--- DIRECTION ---
Copy every line of the listing that holds the string "value".

-- -- --

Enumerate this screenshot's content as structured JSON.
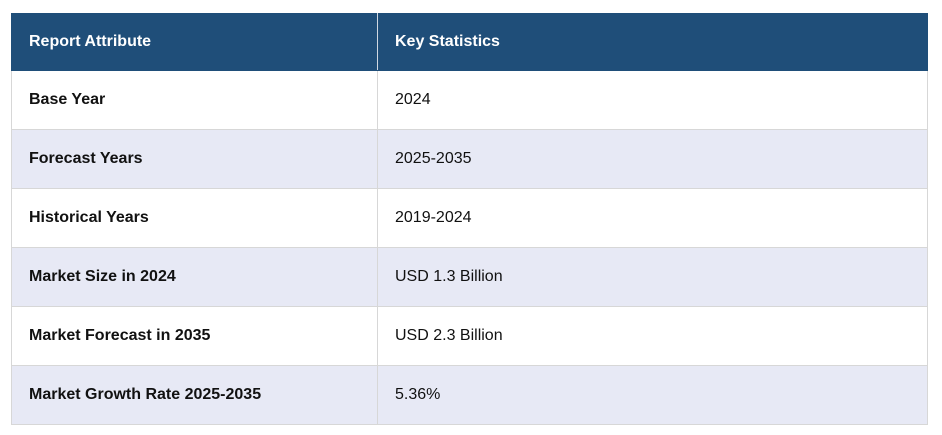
{
  "table": {
    "headers": [
      "Report Attribute",
      "Key Statistics"
    ],
    "rows": [
      {
        "attribute": "Base Year",
        "value": "2024"
      },
      {
        "attribute": "Forecast Years",
        "value": "2025-2035"
      },
      {
        "attribute": "Historical Years",
        "value": "2019-2024"
      },
      {
        "attribute": "Market Size in 2024",
        "value": "USD 1.3 Billion"
      },
      {
        "attribute": "Market Forecast in 2035",
        "value": "USD 2.3 Billion"
      },
      {
        "attribute": "Market Growth Rate 2025-2035",
        "value": "5.36%"
      }
    ]
  },
  "colors": {
    "header_bg": "#1f4e79",
    "header_text": "#ffffff",
    "row_alt_bg": "#e7e9f5",
    "row_bg": "#ffffff"
  }
}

-- -- --

--- TASK OUTPUT ---
        "value": "2024"
        "value": "2025-2035"
        "value": "2019-2024"
        "value": "USD 1.3 Billion"
        "value": "USD 2.3 Billion"
        "value": "5.36%"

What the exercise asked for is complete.